Task objective
Nothing may be dropped or altered: reproduce all the data.

Records provided
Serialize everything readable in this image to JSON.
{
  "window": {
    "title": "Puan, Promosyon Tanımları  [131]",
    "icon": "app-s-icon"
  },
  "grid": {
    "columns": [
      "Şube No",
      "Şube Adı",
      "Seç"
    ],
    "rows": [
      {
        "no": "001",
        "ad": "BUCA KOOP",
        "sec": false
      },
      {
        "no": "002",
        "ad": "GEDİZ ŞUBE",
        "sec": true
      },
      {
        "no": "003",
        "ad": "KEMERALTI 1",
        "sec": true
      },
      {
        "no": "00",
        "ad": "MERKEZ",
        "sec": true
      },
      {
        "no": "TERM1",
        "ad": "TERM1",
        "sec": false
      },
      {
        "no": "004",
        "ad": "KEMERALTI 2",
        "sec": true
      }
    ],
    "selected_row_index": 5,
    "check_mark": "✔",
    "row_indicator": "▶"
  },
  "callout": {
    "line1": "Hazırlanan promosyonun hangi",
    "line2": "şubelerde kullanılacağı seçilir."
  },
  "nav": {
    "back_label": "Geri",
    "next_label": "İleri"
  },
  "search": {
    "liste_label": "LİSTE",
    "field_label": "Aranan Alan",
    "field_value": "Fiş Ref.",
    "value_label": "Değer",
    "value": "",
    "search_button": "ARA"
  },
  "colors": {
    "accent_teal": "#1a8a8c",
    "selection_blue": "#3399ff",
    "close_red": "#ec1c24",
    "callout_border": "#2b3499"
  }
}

Solution
Serialize everything readable in this image to JSON.
{
  "window": {
    "title": "Puan, Promosyon Tanımları  [131]",
    "icon": "app-s-icon"
  },
  "grid": {
    "columns": [
      "Şube No",
      "Şube Adı",
      "Seç"
    ],
    "rows": [
      {
        "no": "001",
        "ad": "BUCA KOOP",
        "sec": false
      },
      {
        "no": "002",
        "ad": "GEDİZ ŞUBE",
        "sec": true
      },
      {
        "no": "003",
        "ad": "KEMERALTI 1",
        "sec": true
      },
      {
        "no": "00",
        "ad": "MERKEZ",
        "sec": true
      },
      {
        "no": "TERM1",
        "ad": "TERM1",
        "sec": false
      },
      {
        "no": "004",
        "ad": "KEMERALTI 2",
        "sec": true
      }
    ],
    "selected_row_index": 5,
    "check_mark": "✔",
    "row_indicator": "▶"
  },
  "callout": {
    "line1": "Hazırlanan promosyonun hangi",
    "line2": "şubelerde kullanılacağı seçilir."
  },
  "nav": {
    "back_label": "Geri",
    "next_label": "İleri"
  },
  "search": {
    "liste_label": "LİSTE",
    "field_label": "Aranan Alan",
    "field_value": "Fiş Ref.",
    "value_label": "Değer",
    "value": "",
    "search_button": "ARA"
  },
  "colors": {
    "accent_teal": "#1a8a8c",
    "selection_blue": "#3399ff",
    "close_red": "#ec1c24",
    "callout_border": "#2b3499"
  }
}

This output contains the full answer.